Problem to solve. For every line in the records that has the word "time", make a copy.

◇ ◇ ◇ ◇

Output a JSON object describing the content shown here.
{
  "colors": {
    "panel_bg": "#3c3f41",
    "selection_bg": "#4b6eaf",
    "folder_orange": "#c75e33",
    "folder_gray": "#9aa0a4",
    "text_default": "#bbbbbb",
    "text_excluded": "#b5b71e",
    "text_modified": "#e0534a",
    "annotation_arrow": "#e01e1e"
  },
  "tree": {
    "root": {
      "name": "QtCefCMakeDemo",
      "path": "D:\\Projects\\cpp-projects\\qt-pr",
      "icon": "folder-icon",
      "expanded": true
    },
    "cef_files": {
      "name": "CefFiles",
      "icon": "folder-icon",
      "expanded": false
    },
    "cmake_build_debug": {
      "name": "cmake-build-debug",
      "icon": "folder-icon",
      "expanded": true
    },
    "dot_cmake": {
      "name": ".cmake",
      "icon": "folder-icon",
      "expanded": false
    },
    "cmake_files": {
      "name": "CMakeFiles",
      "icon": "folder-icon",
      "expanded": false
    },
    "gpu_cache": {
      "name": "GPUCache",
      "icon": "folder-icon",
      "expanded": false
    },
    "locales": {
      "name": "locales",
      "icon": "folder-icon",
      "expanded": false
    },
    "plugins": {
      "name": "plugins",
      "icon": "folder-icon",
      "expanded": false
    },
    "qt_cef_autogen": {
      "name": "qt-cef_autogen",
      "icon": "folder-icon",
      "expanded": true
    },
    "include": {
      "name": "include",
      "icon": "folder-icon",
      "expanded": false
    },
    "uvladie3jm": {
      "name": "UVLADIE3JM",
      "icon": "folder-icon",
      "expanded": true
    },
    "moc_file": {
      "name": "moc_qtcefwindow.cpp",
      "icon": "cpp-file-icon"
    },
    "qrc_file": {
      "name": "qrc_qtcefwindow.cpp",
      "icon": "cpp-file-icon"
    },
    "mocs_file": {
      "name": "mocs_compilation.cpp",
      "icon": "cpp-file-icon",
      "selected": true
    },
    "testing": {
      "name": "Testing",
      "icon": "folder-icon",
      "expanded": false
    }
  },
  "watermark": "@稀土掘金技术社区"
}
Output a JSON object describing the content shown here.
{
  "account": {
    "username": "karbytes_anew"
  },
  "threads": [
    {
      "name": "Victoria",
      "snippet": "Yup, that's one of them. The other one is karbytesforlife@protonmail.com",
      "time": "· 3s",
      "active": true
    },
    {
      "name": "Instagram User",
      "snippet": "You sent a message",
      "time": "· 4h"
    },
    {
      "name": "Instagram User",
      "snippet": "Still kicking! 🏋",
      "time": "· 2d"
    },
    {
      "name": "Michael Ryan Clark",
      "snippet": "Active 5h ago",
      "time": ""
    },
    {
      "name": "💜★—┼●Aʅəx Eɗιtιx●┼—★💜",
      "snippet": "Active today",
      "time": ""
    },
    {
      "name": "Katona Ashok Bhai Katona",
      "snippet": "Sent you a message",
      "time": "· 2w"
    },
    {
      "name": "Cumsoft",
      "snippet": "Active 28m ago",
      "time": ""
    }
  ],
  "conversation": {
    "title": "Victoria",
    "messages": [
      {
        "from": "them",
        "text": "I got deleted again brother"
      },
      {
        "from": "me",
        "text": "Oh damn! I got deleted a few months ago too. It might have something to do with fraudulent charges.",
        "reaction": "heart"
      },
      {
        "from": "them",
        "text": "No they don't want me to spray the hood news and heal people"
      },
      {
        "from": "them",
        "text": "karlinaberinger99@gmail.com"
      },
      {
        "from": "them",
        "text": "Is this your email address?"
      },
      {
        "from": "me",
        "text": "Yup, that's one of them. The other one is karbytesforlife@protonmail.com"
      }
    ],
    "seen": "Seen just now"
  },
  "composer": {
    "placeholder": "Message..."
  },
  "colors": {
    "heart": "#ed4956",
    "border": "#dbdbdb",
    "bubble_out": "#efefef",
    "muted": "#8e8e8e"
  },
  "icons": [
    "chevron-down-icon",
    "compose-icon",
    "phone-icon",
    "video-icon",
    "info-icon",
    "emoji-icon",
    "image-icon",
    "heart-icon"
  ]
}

◇ ◇ ◇ ◇

Full solution.
      "time": "· 3s",
      "time": "· 4h"
      "time": "· 2d"
      "time": ""
      "time": ""
      "time": "· 2w"
      "time": ""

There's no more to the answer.